------ DATA SUPPLIED
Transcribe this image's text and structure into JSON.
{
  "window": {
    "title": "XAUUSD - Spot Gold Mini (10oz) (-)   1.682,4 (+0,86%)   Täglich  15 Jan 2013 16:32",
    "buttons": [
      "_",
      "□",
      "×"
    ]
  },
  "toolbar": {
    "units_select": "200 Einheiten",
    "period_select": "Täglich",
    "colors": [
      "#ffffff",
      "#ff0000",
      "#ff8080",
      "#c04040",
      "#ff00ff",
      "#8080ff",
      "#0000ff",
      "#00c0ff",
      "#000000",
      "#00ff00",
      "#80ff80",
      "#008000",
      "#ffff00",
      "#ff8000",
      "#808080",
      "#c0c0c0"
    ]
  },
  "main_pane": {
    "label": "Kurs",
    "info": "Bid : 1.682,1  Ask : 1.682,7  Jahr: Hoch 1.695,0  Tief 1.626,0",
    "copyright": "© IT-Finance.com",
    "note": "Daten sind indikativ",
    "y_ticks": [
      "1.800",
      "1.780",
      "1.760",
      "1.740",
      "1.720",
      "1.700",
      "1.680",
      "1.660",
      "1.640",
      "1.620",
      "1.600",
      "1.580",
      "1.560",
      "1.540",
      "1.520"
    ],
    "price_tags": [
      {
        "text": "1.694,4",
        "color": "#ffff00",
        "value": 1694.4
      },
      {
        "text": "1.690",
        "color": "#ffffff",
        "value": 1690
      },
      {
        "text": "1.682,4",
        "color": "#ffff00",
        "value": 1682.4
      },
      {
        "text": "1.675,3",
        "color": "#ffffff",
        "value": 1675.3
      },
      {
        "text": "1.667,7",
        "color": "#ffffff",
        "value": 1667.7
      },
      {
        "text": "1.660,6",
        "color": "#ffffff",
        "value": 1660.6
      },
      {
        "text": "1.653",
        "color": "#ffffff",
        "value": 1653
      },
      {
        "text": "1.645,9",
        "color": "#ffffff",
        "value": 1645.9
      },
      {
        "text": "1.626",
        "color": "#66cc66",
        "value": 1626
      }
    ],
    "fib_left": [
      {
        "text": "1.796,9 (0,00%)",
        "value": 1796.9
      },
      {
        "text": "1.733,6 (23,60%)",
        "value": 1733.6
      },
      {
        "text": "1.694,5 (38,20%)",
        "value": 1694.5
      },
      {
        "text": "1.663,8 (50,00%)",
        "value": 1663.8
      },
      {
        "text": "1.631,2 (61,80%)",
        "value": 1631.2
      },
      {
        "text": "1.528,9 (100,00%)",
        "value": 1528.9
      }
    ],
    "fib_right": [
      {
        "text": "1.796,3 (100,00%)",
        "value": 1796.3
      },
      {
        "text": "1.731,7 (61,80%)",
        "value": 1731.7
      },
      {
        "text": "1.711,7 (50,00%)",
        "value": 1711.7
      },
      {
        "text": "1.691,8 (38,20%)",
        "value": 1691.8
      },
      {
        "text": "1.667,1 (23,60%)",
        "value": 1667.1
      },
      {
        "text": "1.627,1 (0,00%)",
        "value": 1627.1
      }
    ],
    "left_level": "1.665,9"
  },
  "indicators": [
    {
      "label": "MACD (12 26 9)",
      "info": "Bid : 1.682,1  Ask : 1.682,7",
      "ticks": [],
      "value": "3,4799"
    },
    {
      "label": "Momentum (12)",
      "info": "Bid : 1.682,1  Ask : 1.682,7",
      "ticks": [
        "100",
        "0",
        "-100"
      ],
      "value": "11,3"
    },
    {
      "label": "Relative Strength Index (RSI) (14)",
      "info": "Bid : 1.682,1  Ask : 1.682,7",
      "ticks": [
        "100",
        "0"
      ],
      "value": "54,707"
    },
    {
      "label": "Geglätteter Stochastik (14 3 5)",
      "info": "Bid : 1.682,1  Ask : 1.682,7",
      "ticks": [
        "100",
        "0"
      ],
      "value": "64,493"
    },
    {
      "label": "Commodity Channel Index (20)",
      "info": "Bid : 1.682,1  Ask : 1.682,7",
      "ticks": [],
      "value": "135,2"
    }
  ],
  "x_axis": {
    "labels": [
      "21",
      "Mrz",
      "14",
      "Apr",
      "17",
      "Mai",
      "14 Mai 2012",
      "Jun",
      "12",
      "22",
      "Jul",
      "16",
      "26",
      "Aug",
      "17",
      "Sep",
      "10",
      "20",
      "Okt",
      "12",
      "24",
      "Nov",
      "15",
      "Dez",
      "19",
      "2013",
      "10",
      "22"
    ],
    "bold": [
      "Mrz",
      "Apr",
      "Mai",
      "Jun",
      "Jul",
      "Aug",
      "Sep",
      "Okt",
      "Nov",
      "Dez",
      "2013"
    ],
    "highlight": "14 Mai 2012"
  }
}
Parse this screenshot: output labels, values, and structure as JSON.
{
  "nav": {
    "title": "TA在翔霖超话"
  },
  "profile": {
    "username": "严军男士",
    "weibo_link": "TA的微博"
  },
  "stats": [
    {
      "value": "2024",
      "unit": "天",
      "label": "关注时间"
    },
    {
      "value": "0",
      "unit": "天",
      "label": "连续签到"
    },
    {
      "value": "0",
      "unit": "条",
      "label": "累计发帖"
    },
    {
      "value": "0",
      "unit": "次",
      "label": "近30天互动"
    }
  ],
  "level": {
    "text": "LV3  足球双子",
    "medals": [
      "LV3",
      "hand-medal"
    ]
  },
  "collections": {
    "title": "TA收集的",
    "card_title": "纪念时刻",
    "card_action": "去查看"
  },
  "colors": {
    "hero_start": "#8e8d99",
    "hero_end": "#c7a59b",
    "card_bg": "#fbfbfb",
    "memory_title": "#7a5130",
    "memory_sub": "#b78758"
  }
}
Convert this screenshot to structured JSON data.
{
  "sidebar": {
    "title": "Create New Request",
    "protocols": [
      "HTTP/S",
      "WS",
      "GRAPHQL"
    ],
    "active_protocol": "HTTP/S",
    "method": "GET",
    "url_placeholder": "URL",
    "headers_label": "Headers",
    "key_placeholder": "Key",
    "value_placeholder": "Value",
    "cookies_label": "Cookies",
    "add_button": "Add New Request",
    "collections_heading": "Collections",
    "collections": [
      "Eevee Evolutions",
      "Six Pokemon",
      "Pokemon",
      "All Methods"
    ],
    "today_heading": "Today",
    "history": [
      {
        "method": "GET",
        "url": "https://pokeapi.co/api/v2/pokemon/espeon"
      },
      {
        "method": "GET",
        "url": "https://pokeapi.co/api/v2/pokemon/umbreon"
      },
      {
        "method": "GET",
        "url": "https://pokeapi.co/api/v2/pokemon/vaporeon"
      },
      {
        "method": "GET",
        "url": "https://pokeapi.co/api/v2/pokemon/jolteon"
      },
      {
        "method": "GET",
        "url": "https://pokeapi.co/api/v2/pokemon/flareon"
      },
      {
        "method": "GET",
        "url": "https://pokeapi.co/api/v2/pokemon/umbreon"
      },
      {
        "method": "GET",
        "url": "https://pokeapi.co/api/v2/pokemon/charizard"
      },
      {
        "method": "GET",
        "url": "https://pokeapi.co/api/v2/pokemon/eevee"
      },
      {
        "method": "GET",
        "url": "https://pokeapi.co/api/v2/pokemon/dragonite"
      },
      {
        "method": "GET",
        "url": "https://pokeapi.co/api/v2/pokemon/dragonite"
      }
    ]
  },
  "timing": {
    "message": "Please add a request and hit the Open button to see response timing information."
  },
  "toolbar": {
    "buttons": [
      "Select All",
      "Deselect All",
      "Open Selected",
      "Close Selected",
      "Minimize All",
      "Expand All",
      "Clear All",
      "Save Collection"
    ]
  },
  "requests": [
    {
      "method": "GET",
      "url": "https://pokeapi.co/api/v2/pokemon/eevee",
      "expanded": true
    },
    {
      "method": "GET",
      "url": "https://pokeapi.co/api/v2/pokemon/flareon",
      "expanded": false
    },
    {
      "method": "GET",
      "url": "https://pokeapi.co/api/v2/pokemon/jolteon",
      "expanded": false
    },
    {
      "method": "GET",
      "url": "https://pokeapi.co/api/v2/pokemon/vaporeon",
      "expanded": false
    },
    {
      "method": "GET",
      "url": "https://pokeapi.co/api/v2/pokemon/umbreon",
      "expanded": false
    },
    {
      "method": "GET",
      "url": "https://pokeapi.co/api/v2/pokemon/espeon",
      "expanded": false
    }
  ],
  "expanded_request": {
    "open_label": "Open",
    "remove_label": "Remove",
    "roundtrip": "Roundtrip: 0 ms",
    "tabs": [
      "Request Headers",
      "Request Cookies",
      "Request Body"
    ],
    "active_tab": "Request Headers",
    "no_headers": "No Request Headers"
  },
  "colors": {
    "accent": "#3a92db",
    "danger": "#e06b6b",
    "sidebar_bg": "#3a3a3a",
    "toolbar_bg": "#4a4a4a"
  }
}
------------
=== REQUIREMENTS ===
From the data, pick out every line that includes "this".

=== FINISHED EXERCISE ===
Transcribe this image's text and structure into JSON.
Parse this screenshot: output labels, values, and structure as JSON.
Convert this screenshot to structured JSON data.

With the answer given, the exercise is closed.